=== To be done ===
Please work out how many lines in the material contain "Санкт" and give only that figure.
BEGIN Entries
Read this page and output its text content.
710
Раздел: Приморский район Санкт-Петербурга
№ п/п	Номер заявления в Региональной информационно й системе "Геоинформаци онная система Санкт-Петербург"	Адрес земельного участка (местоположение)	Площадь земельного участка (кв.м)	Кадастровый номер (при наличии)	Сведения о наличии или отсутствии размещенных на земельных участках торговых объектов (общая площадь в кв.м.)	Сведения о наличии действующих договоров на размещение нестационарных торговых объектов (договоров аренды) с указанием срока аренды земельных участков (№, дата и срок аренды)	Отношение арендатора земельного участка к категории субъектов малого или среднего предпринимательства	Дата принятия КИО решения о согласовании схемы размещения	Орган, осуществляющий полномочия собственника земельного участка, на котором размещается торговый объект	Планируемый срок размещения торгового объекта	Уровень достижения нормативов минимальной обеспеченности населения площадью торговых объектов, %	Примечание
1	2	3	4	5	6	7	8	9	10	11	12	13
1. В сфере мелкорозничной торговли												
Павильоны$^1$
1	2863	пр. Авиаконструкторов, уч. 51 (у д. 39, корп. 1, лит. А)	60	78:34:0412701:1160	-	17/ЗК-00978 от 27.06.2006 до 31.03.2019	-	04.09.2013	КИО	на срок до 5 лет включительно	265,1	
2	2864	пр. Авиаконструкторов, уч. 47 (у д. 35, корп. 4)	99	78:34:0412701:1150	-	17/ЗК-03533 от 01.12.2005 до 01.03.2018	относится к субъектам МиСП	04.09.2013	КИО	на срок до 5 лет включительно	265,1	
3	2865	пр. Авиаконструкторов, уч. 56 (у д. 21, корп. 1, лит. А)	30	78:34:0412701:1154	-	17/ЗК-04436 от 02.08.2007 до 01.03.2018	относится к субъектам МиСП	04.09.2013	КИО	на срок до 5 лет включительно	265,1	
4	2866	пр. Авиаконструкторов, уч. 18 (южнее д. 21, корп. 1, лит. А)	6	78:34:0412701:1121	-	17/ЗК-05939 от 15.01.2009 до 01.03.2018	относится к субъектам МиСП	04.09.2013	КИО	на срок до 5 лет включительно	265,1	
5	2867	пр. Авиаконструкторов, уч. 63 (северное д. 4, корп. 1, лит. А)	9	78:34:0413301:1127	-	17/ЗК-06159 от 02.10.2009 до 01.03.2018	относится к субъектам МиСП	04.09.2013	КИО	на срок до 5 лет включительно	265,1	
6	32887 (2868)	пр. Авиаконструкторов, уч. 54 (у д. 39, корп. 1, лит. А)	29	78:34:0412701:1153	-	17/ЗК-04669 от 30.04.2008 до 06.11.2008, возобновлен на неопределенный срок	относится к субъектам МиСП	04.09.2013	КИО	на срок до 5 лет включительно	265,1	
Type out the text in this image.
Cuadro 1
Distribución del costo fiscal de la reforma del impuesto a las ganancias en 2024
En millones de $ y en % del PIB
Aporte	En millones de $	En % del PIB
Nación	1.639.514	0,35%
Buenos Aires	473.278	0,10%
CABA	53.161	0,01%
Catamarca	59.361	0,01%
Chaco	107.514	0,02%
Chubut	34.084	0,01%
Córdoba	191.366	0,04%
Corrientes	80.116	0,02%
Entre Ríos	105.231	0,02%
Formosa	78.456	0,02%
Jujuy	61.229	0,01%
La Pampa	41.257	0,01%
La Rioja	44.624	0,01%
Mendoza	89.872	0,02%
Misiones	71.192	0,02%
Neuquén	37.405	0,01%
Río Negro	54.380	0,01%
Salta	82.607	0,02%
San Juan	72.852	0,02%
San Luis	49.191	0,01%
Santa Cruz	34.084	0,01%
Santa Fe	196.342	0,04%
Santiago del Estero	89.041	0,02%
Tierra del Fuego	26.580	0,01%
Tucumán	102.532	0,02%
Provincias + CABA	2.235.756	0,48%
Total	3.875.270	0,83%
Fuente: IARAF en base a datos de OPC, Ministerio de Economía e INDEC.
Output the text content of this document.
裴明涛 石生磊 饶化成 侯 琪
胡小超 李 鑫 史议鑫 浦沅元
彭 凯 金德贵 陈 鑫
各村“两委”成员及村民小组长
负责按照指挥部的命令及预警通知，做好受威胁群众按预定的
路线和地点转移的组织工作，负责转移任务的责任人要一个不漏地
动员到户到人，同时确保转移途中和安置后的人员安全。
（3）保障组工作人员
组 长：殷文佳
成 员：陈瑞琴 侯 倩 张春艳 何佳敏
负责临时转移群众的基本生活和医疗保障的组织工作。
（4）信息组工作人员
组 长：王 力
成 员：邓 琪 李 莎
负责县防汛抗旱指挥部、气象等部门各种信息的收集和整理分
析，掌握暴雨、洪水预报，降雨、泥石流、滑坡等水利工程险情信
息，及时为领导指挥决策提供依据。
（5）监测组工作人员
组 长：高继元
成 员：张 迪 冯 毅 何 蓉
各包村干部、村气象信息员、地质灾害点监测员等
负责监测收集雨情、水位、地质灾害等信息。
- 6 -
END Entries
BEGIN Entries
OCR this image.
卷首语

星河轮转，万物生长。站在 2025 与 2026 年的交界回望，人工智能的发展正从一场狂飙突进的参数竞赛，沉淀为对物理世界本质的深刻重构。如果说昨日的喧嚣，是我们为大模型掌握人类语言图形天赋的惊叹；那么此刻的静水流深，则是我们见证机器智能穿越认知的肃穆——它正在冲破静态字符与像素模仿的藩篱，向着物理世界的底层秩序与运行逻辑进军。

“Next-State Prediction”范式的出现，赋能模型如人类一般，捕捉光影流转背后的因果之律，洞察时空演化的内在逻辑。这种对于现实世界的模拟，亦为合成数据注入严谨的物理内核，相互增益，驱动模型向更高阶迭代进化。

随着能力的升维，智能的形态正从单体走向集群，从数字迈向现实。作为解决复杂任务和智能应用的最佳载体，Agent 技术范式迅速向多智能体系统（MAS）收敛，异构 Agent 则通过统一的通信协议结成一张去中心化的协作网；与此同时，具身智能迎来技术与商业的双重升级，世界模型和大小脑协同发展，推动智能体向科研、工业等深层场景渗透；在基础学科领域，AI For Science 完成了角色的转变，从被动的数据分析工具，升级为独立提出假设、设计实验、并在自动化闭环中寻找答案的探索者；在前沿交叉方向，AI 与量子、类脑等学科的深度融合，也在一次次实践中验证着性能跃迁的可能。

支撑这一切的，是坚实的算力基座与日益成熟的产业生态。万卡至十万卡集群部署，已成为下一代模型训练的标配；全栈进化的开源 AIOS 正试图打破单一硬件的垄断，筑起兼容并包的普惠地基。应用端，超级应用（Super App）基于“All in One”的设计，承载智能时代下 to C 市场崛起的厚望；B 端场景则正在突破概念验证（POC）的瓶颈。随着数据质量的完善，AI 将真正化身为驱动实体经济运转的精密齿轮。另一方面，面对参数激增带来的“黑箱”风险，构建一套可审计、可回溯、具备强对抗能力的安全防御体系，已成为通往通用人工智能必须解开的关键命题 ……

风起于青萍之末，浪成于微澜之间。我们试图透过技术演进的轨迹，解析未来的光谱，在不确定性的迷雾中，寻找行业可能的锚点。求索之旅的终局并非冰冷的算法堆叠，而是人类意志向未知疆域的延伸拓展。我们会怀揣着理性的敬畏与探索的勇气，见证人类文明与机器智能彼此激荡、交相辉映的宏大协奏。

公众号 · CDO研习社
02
END Entries
BEGIN Entries
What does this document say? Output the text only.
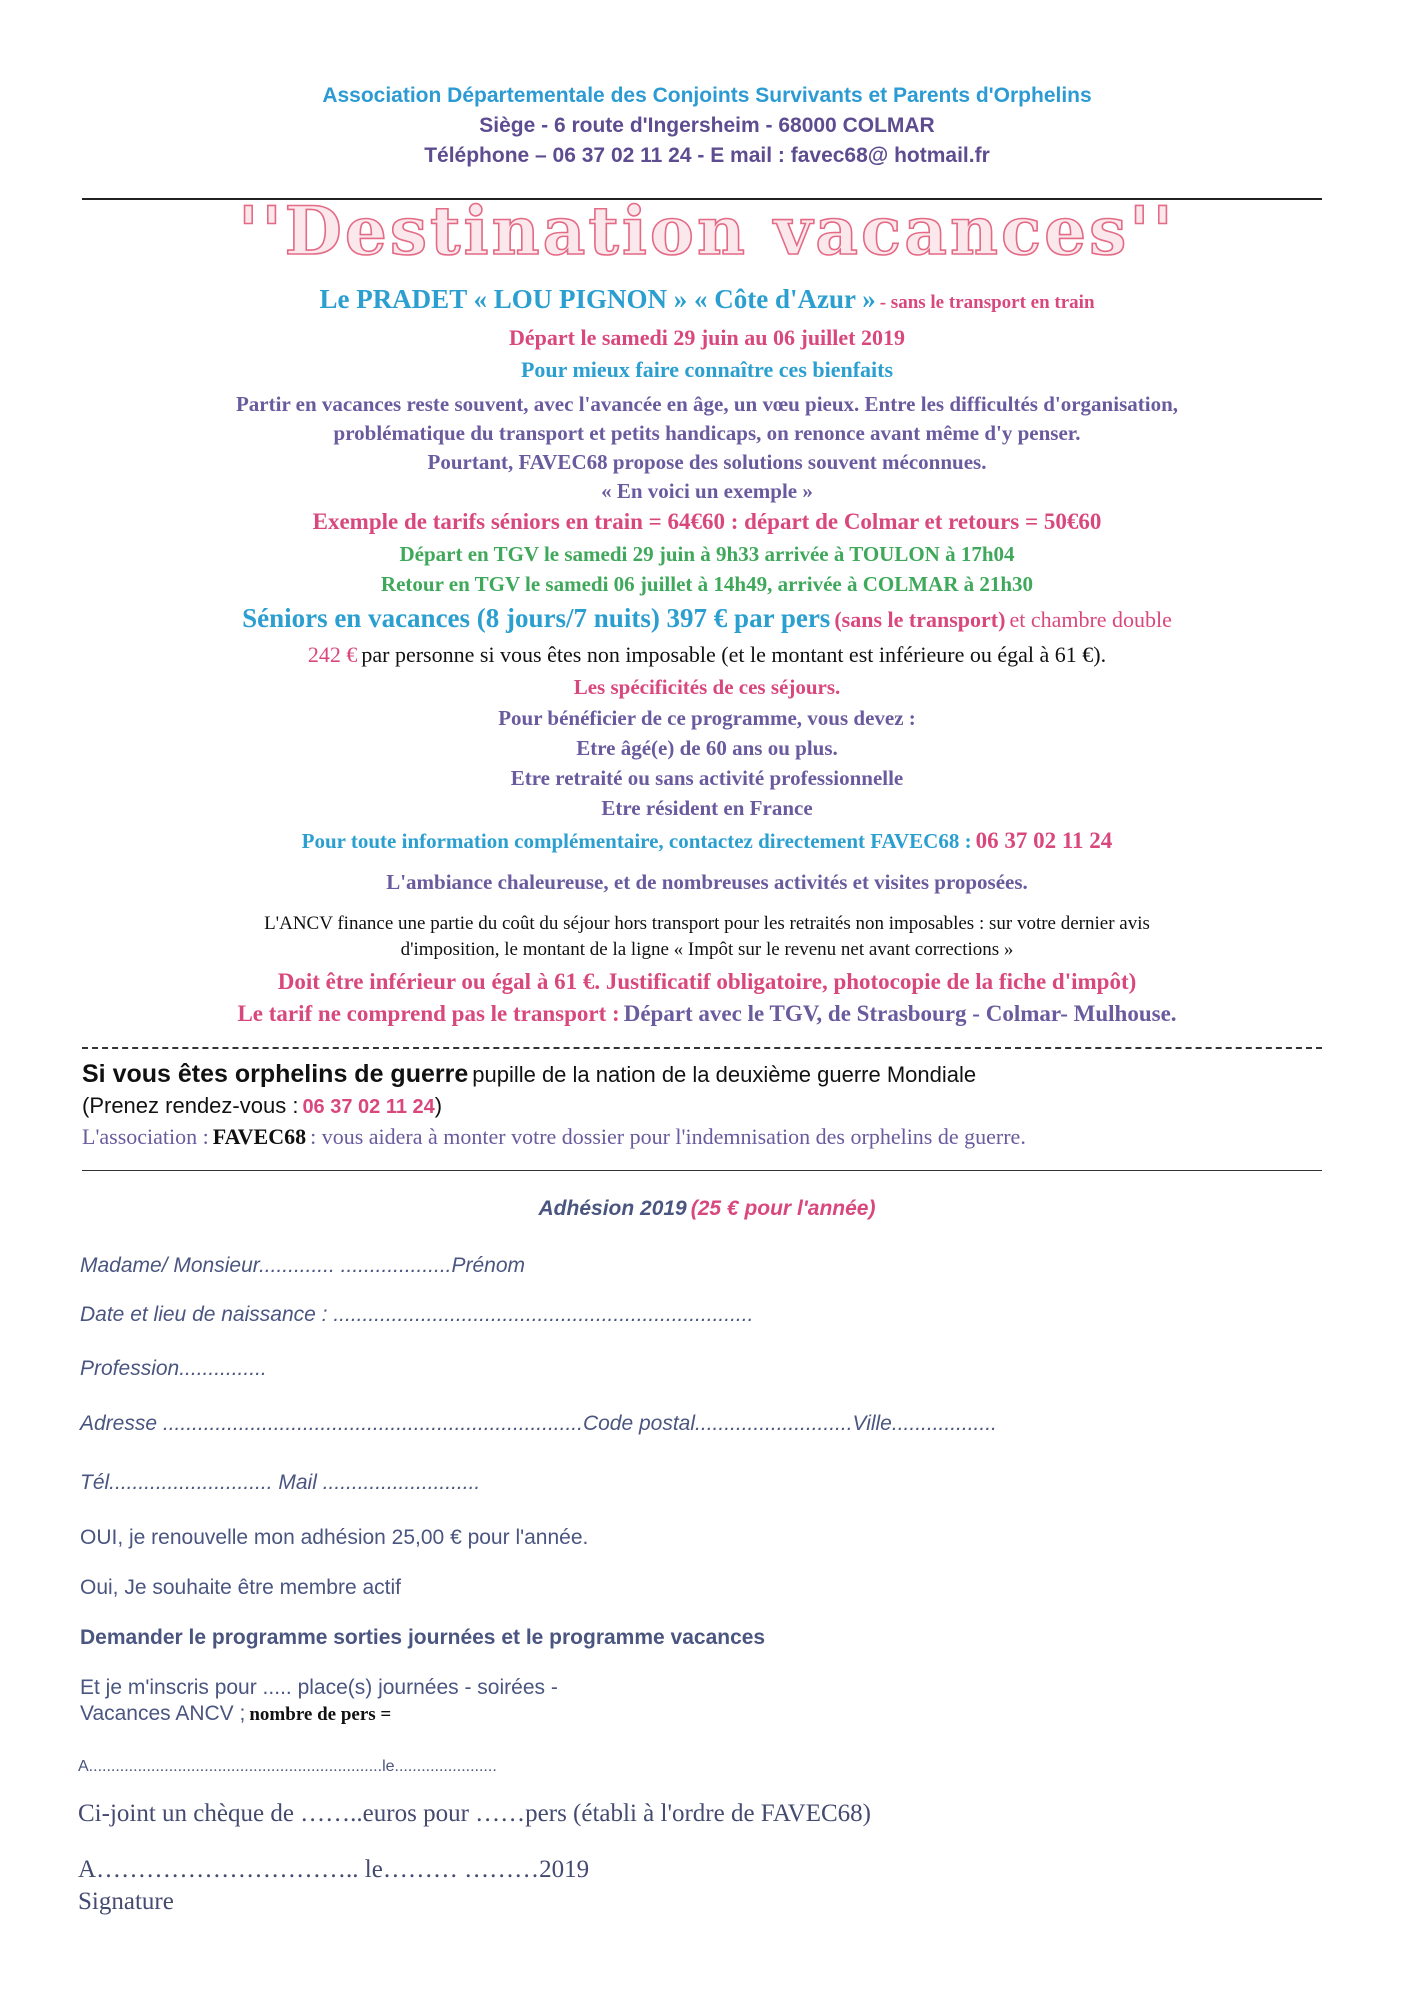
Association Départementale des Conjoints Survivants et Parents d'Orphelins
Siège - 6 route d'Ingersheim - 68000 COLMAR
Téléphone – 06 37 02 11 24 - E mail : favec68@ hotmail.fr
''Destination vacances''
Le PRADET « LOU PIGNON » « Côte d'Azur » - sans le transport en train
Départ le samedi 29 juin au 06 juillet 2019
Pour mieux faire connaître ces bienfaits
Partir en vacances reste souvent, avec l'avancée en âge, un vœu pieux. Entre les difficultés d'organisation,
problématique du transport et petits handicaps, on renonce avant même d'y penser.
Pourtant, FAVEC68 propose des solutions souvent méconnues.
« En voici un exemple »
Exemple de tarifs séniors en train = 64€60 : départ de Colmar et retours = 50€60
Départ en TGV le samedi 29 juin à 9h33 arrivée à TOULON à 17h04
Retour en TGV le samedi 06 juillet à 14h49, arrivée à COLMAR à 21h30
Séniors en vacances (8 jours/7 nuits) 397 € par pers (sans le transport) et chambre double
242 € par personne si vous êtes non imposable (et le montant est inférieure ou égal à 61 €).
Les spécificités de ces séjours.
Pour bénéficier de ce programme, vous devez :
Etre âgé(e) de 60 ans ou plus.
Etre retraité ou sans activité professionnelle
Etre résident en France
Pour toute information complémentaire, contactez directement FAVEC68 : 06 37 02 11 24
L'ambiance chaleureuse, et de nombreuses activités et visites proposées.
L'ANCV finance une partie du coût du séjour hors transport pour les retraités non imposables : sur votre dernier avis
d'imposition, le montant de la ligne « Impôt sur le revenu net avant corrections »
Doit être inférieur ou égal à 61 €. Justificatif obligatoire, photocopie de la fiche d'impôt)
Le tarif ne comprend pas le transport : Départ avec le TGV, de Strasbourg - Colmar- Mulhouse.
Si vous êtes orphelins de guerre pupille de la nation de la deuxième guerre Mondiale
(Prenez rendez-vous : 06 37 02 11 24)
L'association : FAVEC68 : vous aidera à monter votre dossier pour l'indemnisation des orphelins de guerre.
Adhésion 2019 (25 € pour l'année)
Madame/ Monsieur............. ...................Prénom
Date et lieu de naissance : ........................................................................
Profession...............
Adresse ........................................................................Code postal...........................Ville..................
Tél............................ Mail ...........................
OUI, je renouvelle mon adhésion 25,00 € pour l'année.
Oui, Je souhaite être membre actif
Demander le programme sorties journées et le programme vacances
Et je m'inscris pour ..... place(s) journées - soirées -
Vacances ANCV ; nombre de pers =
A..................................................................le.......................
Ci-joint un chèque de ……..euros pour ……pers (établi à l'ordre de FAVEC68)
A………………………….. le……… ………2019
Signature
END Entries
=== Solution to this task ===
2